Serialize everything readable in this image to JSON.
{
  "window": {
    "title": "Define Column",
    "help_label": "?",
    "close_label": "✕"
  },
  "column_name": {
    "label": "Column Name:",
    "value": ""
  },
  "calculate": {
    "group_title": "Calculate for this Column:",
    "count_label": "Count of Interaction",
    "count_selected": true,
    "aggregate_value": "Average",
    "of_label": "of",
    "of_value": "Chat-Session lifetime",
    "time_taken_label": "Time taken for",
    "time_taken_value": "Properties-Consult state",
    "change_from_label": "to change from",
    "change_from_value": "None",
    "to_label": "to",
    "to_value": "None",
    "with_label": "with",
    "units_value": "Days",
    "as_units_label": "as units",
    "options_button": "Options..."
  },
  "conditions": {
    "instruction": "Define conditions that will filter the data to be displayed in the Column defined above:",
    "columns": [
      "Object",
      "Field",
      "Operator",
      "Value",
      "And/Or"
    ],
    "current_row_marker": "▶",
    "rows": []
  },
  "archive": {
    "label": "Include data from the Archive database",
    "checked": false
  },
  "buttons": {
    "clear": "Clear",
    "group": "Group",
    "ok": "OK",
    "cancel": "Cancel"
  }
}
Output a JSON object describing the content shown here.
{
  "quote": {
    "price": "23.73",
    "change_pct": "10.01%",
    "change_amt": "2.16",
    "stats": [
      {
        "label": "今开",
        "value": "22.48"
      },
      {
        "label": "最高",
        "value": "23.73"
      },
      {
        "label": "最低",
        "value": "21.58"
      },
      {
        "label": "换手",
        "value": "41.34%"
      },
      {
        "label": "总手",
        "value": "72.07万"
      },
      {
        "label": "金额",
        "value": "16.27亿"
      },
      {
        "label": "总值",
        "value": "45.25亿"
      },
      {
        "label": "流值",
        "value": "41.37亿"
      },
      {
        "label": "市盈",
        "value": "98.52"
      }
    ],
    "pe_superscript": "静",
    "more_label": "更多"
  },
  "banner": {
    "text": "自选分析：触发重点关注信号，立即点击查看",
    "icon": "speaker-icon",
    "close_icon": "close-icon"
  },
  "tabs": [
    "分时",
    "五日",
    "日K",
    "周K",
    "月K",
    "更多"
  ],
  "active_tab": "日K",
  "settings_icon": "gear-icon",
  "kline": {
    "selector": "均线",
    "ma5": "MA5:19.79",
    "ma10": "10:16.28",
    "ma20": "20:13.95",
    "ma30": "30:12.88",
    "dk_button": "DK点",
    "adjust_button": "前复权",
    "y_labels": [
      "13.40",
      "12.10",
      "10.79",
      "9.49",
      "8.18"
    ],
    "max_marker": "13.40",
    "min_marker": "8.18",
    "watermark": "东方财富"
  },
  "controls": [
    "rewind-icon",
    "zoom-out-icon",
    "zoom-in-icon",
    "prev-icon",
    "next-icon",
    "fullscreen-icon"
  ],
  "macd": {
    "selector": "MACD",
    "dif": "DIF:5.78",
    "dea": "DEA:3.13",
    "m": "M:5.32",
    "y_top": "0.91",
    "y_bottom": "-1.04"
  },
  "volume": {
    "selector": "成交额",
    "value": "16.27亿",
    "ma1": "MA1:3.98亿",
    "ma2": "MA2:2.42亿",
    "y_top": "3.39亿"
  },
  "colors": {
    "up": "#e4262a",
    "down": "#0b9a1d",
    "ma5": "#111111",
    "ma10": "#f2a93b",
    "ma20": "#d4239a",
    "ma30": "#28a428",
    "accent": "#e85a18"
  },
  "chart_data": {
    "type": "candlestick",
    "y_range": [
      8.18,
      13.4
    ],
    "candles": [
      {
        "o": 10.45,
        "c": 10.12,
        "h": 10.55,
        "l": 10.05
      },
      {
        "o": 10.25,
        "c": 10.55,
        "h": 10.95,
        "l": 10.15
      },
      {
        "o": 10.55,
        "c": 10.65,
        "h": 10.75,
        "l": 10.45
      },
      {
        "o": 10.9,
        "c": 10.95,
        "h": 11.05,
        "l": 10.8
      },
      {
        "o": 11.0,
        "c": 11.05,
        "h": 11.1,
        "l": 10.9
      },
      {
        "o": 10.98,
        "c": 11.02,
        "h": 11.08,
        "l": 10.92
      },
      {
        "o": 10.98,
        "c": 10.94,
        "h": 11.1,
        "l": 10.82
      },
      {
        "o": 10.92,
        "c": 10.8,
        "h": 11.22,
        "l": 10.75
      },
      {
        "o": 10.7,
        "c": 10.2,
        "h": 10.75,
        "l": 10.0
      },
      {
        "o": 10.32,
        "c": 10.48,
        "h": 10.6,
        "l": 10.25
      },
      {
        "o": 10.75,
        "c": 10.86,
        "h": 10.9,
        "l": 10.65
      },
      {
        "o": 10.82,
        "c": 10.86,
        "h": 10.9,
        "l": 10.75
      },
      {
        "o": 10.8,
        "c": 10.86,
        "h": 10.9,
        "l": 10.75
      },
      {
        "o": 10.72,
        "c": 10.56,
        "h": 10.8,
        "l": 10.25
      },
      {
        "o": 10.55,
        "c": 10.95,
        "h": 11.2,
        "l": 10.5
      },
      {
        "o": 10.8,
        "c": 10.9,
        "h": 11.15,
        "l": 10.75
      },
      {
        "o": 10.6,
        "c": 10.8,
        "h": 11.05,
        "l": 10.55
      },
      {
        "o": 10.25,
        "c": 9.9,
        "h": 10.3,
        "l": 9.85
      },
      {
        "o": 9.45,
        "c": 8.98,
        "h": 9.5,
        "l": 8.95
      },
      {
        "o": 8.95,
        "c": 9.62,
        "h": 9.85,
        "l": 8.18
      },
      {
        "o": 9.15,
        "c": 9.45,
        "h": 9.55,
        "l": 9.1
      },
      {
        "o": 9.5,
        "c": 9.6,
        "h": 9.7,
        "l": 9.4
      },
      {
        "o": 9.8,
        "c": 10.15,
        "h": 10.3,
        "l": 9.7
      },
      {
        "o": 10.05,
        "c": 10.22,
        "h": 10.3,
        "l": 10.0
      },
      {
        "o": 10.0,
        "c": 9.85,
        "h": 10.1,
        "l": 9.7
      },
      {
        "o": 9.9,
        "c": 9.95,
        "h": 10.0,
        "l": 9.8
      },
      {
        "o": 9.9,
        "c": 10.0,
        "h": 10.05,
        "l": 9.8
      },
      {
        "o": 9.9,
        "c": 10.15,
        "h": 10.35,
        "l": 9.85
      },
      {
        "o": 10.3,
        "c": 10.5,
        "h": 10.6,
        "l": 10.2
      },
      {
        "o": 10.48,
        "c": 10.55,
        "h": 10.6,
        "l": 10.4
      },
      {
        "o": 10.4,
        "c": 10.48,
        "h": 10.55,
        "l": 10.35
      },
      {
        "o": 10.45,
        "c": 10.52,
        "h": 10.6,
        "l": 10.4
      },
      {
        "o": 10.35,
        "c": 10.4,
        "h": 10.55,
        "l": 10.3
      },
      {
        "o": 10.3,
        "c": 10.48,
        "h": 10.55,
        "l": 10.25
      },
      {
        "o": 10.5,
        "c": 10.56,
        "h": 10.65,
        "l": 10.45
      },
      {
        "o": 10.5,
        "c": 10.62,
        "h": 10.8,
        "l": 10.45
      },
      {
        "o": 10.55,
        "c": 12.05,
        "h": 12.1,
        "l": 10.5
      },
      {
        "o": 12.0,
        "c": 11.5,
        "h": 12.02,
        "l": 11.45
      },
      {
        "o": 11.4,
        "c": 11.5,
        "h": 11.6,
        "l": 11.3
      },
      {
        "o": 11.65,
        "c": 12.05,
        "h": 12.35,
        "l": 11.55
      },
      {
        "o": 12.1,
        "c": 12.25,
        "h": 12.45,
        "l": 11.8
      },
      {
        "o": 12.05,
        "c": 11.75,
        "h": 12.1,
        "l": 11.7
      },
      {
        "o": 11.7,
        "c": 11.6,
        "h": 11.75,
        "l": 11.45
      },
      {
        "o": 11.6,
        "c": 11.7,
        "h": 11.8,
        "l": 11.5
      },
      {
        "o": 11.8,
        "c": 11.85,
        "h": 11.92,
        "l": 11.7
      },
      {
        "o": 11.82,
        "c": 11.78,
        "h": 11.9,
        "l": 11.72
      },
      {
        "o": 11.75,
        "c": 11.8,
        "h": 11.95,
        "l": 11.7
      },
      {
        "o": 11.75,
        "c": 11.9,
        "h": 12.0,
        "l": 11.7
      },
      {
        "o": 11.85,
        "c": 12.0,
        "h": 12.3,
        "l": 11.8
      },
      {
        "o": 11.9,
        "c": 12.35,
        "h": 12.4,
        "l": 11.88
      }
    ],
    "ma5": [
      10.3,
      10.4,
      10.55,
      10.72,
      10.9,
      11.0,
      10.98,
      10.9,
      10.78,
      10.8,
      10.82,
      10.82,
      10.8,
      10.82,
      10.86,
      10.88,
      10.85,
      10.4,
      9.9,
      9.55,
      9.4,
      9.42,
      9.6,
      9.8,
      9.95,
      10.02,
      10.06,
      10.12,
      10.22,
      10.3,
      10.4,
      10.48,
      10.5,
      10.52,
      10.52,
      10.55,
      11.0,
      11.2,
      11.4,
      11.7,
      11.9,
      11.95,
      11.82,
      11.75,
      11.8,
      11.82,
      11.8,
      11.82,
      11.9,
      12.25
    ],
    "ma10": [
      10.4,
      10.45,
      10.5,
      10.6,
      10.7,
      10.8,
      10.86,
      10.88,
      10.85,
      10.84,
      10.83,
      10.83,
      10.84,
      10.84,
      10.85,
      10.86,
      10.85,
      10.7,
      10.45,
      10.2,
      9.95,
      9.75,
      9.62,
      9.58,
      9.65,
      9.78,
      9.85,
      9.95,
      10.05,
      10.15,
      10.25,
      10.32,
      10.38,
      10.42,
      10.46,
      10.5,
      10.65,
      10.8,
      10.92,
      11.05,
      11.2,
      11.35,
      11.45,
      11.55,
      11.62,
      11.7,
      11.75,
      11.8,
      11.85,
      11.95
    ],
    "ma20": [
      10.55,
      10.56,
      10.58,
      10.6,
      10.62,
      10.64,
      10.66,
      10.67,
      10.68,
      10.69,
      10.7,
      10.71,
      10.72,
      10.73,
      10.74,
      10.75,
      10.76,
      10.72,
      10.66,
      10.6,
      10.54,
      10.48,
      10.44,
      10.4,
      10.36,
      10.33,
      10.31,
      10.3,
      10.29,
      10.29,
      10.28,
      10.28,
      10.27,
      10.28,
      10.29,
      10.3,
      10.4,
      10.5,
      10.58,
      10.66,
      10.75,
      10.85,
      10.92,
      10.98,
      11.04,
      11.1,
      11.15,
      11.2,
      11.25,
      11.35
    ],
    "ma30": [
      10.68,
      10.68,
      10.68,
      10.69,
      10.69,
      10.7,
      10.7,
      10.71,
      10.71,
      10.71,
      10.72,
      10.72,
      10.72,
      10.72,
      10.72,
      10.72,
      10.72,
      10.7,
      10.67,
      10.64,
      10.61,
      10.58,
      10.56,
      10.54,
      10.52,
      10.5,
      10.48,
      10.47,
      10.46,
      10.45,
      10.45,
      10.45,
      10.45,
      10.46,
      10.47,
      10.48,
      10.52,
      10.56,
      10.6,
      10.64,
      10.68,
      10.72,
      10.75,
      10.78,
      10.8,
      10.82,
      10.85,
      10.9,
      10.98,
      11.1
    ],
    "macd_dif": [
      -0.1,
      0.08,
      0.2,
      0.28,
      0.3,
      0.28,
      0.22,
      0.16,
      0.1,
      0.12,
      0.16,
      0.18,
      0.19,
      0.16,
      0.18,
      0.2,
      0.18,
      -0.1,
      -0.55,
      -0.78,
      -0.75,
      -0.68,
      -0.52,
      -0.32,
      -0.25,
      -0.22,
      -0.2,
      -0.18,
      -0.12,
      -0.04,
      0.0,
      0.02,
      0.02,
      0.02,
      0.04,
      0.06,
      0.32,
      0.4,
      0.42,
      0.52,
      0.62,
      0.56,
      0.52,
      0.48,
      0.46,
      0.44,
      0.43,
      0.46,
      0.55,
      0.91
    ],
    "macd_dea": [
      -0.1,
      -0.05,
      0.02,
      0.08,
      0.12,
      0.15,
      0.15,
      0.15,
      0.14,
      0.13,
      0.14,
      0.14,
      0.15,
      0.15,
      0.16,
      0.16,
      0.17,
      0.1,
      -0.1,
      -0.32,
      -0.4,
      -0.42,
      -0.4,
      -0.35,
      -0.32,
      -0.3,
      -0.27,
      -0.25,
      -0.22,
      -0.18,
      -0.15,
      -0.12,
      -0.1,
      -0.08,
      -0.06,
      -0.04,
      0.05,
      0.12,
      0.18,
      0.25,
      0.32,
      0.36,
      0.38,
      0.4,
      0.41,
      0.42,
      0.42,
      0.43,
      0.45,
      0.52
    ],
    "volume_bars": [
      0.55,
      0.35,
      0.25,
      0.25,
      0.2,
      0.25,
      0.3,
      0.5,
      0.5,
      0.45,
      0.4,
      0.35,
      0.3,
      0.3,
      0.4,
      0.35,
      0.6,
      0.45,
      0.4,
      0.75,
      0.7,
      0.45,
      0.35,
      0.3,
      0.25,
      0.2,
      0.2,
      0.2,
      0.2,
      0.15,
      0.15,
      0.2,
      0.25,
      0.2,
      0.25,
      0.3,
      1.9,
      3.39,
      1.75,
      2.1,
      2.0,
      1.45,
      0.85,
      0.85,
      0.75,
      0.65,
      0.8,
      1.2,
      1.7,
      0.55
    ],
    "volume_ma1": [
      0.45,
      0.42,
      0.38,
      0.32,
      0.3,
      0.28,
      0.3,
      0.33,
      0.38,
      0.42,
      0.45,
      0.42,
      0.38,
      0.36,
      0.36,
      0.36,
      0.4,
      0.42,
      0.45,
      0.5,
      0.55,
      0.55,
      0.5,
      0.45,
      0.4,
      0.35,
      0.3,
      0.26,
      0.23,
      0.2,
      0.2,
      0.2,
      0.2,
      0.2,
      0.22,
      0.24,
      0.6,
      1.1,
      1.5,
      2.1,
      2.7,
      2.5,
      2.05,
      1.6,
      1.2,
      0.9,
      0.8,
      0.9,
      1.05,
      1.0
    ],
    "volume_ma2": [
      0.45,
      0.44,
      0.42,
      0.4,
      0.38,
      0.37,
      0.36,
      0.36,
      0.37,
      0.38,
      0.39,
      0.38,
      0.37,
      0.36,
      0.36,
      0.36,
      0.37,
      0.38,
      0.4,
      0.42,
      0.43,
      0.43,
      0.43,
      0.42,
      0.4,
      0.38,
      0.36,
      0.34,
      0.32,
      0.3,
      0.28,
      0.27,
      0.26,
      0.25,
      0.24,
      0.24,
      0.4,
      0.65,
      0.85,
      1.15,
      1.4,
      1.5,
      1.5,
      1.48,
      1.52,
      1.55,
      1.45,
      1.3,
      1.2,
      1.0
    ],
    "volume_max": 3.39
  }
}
--------------------
**WHAT TO PRODUCE**. From the entries above, list each line with "Define" in it.

**RESPONSE FOR THIS EXERCISE**.
    "title": "Define Column",
    "instruction": "Define conditions that will filter the data to be displayed in the Column defined above:",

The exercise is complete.